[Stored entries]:
#####

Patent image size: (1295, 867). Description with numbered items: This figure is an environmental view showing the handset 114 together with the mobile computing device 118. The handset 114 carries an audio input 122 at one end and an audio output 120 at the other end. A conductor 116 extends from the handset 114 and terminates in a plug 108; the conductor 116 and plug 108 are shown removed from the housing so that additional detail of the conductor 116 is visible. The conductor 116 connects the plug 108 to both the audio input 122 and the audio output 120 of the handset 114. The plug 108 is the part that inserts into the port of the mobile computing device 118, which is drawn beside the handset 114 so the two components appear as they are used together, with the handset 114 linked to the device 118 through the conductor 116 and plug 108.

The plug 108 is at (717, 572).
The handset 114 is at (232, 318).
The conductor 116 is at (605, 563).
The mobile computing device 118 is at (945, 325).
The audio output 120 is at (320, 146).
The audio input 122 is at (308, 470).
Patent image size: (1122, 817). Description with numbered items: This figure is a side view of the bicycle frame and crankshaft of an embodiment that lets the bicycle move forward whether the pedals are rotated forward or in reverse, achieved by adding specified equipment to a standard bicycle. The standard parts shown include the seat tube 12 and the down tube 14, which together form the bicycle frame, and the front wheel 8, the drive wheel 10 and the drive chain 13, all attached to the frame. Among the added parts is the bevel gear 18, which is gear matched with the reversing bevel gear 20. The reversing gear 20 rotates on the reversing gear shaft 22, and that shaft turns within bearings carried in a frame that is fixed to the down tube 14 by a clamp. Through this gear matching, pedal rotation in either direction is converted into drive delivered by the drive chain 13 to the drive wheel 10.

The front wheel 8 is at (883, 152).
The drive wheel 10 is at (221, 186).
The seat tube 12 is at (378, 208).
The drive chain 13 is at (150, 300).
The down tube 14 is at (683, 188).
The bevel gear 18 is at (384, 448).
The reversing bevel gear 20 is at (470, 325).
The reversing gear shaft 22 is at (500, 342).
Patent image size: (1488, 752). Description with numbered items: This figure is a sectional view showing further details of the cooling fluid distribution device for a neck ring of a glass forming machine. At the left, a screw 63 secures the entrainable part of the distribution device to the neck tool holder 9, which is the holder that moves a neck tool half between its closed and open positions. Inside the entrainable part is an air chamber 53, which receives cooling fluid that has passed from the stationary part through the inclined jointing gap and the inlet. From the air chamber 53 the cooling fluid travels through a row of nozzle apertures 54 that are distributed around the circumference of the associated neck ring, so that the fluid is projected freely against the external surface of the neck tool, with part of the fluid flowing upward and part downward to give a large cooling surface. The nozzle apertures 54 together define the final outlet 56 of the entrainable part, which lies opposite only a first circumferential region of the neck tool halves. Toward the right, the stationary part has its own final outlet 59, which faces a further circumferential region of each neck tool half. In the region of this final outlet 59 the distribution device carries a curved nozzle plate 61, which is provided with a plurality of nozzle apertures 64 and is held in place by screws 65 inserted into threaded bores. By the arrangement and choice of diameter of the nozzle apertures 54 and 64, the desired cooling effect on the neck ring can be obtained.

#####

[Given request]:
Rewrite every line of the records above as a numbered list, skipping any blank lines.

[Output below]:
1. Patent image size: (1295, 867). Description with numbered items: This figure is an environmental view showing the handset 114 together with the mobile computing device 118. The handset 114 carries an audio input 122 at one end and an audio output 120 at the other end. A conductor 116 extends from the handset 114 and terminates in a plug 108; the conductor 116 and plug 108 are shown removed from the housing so that additional detail of the conductor 116 is visible. The conductor 116 connects the plug 108 to both the audio input 122 and the audio output 120 of the handset 114. The plug 108 is the part that inserts into the port of the mobile computing device 118, which is drawn beside the handset 114 so the two components appear as they are used together, with the handset 114 linked to the device 118 through the conductor 116 and plug 108.
2. The plug 108 is at (717, 572).
3. The handset 114 is at (232, 318).
4. The conductor 116 is at (605, 563).
5. The mobile computing device 118 is at (945, 325).
6. The audio output 120 is at (320, 146).
7. The audio input 122 is at (308, 470).
8. Patent image size: (1122, 817). Description with numbered items: This figure is a side view of the bicycle frame and crankshaft of an embodiment that lets the bicycle move forward whether the pedals are rotated forward or in reverse, achieved by adding specified equipment to a standard bicycle. The standard parts shown include the seat tube 12 and the down tube 14, which together form the bicycle frame, and the front wheel 8, the drive wheel 10 and the drive chain 13, all attached to the frame. Among the added parts is the bevel gear 18, which is gear matched with the reversing bevel gear 20. The reversing gear 20 rotates on the reversing gear shaft 22, and that shaft turns within bearings carried in a frame that is fixed to the down tube 14 by a clamp. Through this gear matching, pedal rotation in either direction is converted into drive delivered by the drive chain 13 to the drive wheel 10.
9. The front wheel 8 is at (883, 152).
10. The drive wheel 10 is at (221, 186).
11. The seat tube 12 is at (378, 208).
12. The drive chain 13 is at (150, 300).
13. The down tube 14 is at (683, 188).
14. The bevel gear 18 is at (384, 448).
15. The reversing bevel gear 20 is at (470, 325).
16. The reversing gear shaft 22 is at (500, 342).
17. Patent image size: (1488, 752). Description with numbered items: This figure is a sectional view showing further details of the cooling fluid distribution device for a neck ring of a glass forming machine. At the left, a screw 63 secures the entrainable part of the distribution device to the neck tool holder 9, which is the holder that moves a neck tool half between its closed and open positions. Inside the entrainable part is an air chamber 53, which receives cooling fluid that has passed from the stationary part through the inclined jointing gap and the inlet. From the air chamber 53 the cooling fluid travels through a row of nozzle apertures 54 that are distributed around the circumference of the associated neck ring, so that the fluid is projected freely against the external surface of the neck tool, with part of the fluid flowing upward and part downward to give a large cooling surface. The nozzle apertures 54 together define the final outlet 56 of the entrainable part, which lies opposite only a first circumferential region of the neck tool halves. Toward the right, the stationary part has its own final outlet 59, which faces a further circumferential region of each neck tool half. In the region of this final outlet 59 the distribution device carries a curved nozzle plate 61, which is provided with a plurality of nozzle apertures 64 and is held in place by screws 65 inserted into threaded bores. By the arrangement and choice of diameter of the nozzle apertures 54 and 64, the desired cooling effect on the neck ring can be obtained.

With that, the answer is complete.